## Extracted material:
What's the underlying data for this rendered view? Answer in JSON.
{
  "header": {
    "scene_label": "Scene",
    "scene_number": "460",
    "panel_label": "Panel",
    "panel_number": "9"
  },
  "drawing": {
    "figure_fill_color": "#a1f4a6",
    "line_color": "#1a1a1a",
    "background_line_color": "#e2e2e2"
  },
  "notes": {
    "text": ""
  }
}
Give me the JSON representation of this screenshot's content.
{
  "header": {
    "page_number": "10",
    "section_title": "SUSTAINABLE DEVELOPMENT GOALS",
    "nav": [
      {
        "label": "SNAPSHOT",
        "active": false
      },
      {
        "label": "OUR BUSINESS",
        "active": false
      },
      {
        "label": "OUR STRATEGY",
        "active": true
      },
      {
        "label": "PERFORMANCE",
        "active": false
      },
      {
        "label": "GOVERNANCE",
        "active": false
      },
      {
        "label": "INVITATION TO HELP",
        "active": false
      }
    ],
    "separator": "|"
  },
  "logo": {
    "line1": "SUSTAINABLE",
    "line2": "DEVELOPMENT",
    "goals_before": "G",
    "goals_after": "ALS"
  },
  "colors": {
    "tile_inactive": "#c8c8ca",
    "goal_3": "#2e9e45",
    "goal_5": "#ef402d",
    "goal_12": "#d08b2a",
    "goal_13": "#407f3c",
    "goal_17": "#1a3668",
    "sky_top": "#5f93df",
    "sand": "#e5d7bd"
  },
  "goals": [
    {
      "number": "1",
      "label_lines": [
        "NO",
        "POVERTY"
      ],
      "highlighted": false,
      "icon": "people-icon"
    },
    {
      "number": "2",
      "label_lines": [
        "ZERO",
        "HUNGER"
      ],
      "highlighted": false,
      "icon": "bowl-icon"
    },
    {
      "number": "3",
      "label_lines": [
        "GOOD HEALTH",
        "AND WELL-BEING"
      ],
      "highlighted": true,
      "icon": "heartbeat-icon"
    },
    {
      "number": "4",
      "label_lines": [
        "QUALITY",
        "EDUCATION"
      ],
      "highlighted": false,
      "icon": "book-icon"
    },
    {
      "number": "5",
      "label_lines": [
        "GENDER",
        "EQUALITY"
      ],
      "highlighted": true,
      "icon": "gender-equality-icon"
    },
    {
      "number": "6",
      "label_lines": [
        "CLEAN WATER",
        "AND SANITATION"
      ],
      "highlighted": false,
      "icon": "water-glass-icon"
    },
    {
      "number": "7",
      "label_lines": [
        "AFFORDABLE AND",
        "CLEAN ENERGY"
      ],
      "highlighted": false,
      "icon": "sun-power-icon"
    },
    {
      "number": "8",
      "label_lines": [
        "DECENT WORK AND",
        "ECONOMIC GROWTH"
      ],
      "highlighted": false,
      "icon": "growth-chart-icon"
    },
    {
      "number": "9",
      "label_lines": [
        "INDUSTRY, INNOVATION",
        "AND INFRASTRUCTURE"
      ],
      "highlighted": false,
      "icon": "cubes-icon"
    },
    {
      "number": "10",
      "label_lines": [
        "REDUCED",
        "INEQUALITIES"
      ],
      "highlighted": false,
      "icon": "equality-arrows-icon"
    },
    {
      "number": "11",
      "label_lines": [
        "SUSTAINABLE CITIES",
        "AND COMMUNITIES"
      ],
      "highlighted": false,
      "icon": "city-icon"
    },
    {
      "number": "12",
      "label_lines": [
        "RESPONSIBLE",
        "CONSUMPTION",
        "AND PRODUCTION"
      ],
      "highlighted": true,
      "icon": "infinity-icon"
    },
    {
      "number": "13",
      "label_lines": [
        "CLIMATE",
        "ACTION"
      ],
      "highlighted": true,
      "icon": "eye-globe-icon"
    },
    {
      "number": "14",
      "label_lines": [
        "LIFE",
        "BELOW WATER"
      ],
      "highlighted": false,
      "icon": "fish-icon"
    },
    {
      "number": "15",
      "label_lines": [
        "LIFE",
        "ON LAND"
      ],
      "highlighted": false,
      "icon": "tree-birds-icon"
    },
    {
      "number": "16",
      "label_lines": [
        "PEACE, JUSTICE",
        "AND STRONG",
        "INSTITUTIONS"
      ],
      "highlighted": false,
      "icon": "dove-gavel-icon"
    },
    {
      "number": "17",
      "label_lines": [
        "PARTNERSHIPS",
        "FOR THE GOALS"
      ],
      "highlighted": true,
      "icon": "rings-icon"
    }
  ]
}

## Request:
Write down the number of lines where the word "SUSTAINABLE" appears, and nothing further.

## Full output:
3